*** Data shown ***
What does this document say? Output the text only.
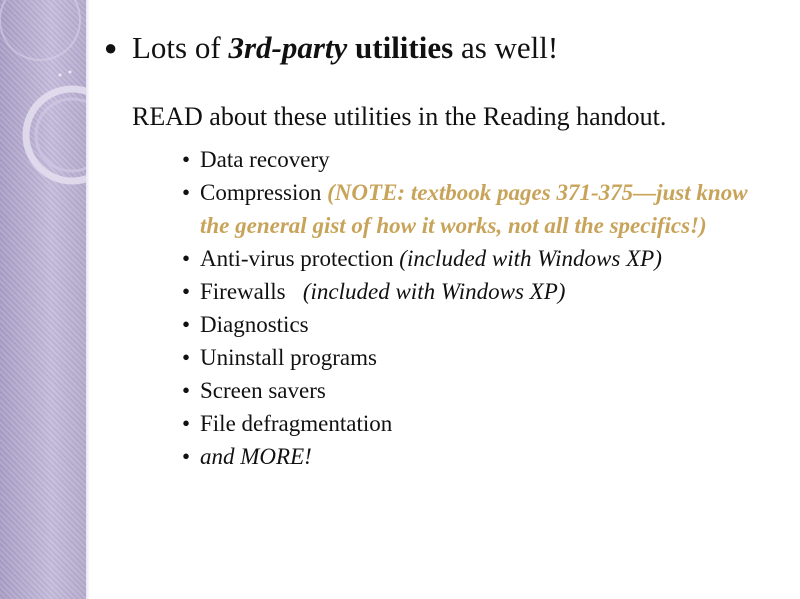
● Lots of 3rd-party utilities as well!
READ about these utilities in the Reading handout.
• Data recovery
• Compression (NOTE: textbook pages 371-375—just know the general gist of how it works, not all the specifics!)
• Anti-virus protection (included with Windows XP)
• Firewalls   (included with Windows XP)
• Diagnostics
• Uninstall programs
• Screen savers
• File defragmentation
• and MORE!
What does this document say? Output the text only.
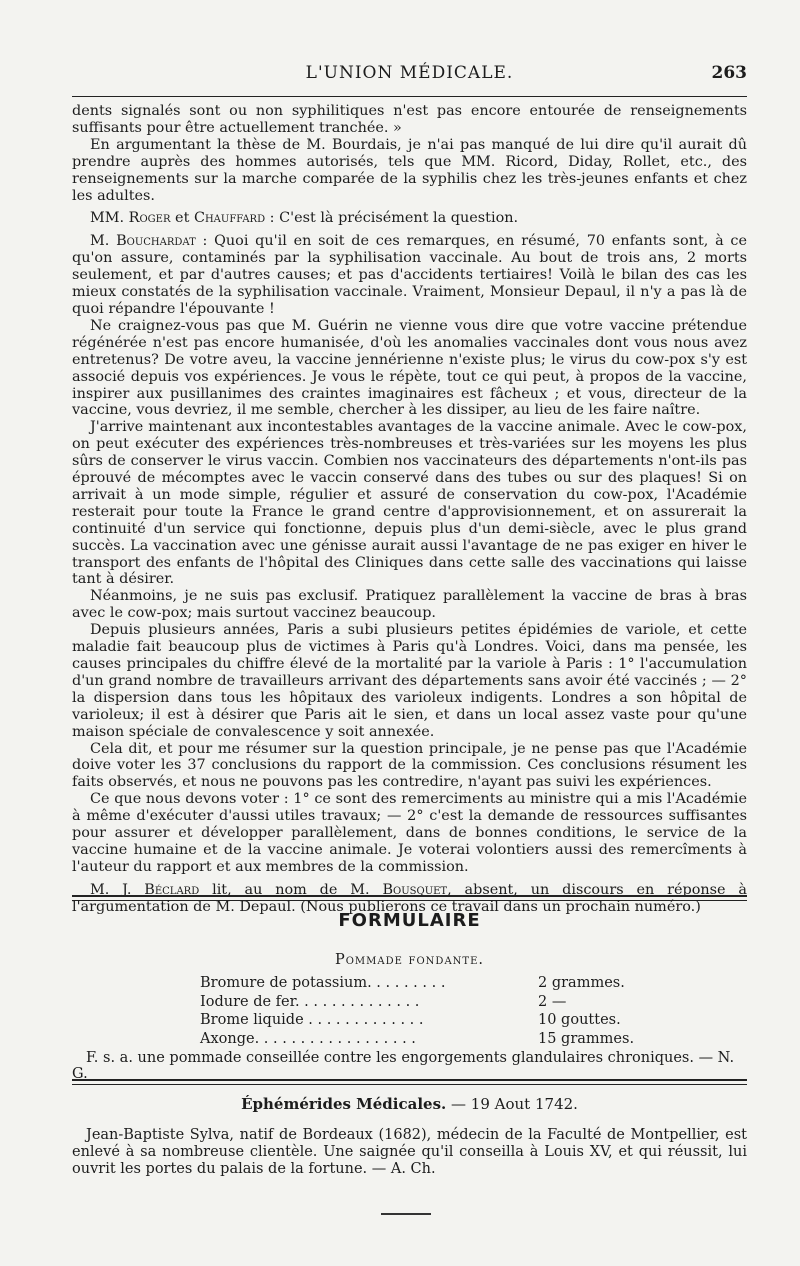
L'UNION MÉDICALE.	263

dents signalés sont ou non syphilitiques n'est pas encore entourée de renseignements suffisants pour être actuellement tranchée. »

En argumentant la thèse de M. Bourdais, je n'ai pas manqué de lui dire qu'il aurait dû prendre auprès des hommes autorisés, tels que MM. Ricord, Diday, Rollet, etc., des renseignements sur la marche comparée de la syphilis chez les très-jeunes enfants et chez les adultes.

MM. Roger et Chauffard : C'est là précisément la question.

M. Bouchardat : Quoi qu'il en soit de ces remarques, en résumé, 70 enfants sont, à ce qu'on assure, contaminés par la syphilisation vaccinale. Au bout de trois ans, 2 morts seulement, et par d'autres causes; et pas d'accidents tertiaires! Voilà le bilan des cas les mieux constatés de la syphilisation vaccinale. Vraiment, Monsieur Depaul, il n'y a pas là de quoi répandre l'épouvante !

Ne craignez-vous pas que M. Guérin ne vienne vous dire que votre vaccine prétendue régénérée n'est pas encore humanisée, d'où les anomalies vaccinales dont vous nous avez entretenus? De votre aveu, la vaccine jennérienne n'existe plus; le virus du cow-pox s'y est associé depuis vos expériences. Je vous le répète, tout ce qui peut, à propos de la vaccine, inspirer aux pusillanimes des craintes imaginaires est fâcheux ; et vous, directeur de la vaccine, vous devriez, il me semble, chercher à les dissiper, au lieu de les faire naître.

J'arrive maintenant aux incontestables avantages de la vaccine animale. Avec le cow-pox, on peut exécuter des expériences très-nombreuses et très-variées sur les moyens les plus sûrs de conserver le virus vaccin. Combien nos vaccinateurs des départements n'ont-ils pas éprouvé de mécomptes avec le vaccin conservé dans des tubes ou sur des plaques! Si on arrivait à un mode simple, régulier et assuré de conservation du cow-pox, l'Académie resterait pour toute la France le grand centre d'approvisionnement, et on assurerait la continuité d'un service qui fonctionne, depuis plus d'un demi-siècle, avec le plus grand succès. La vaccination avec une génisse aurait aussi l'avantage de ne pas exiger en hiver le transport des enfants de l'hôpital des Cliniques dans cette salle des vaccinations qui laisse tant à désirer.

Néanmoins, je ne suis pas exclusif. Pratiquez parallèlement la vaccine de bras à bras avec le cow-pox; mais surtout vaccinez beaucoup.

Depuis plusieurs années, Paris a subi plusieurs petites épidémies de variole, et cette maladie fait beaucoup plus de victimes à Paris qu'à Londres. Voici, dans ma pensée, les causes principales du chiffre élevé de la mortalité par la variole à Paris : 1° l'accumulation d'un grand nombre de travailleurs arrivant des départements sans avoir été vaccinés ; — 2° la dispersion dans tous les hôpitaux des varioleux indigents. Londres a son hôpital de varioleux; il est à désirer que Paris ait le sien, et dans un local assez vaste pour qu'une maison spéciale de convalescence y soit annexée.

Cela dit, et pour me résumer sur la question principale, je ne pense pas que l'Académie doive voter les 37 conclusions du rapport de la commission. Ces conclusions résument les faits observés, et nous ne pouvons pas les contredire, n'ayant pas suivi les expériences.

Ce que nous devons voter : 1° ce sont des remerciments au ministre qui a mis l'Académie à même d'exécuter d'aussi utiles travaux; — 2° c'est la demande de ressources suffisantes pour assurer et développer parallèlement, dans de bonnes conditions, le service de la vaccine humaine et de la vaccine animale. Je voterai volontiers aussi des remercîments à l'auteur du rapport et aux membres de la commission.

M. J. Béclard lit, au nom de M. Bousquet, absent, un discours en réponse à l'argumentation de M. Depaul. (Nous publierons ce travail dans un prochain numéro.)

FORMULAIRE
Pommade fondante.
Bromure de potassium. . . . . . . . .	2 grammes.
Iodure de fer. . . . . . . . . . . . . .	2 —
Brome liquide . . . . . . . . . . . . .	10 gouttes.
Axonge. . . . . . . . . . . . . . . . . .	15 grammes.
F. s. a. une pommade conseillée contre les engorgements glandulaires chroniques. — N. G.
Éphémérides Médicales. — 19 Aout 1742.
Jean-Baptiste Sylva, natif de Bordeaux (1682), médecin de la Faculté de Montpellier, est enlevé à sa nombreuse clientèle. Une saignée qu'il conseilla à Louis XV, et qui réussit, lui ouvrit les portes du palais de la fortune. — A. Ch.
***
#### What needs to be done
Scan the listing above for the word "beaucoup" and show each line where it is found.

#### Answer to the problem
Néanmoins, je ne suis pas exclusif. Pratiquez parallèlement la vaccine de bras à bras avec le cow-pox; mais surtout vaccinez beaucoup.
Depuis plusieurs années, Paris a subi plusieurs petites épidémies de variole, et cette maladie fait beaucoup plus de victimes à Paris qu'à Londres. Voici, dans ma pensée, les causes principales du chiffre élevé de la mortalité par la variole à Paris : 1° l'accumulation d'un grand nombre de travailleurs arrivant des départements sans avoir été vaccinés ; — 2° la dispersion dans tous les hôpitaux des varioleux indigents. Londres a son hôpital de varioleux; il est à désirer que Paris ait le sien, et dans un local assez vaste pour qu'une maison spéciale de convalescence y soit annexée.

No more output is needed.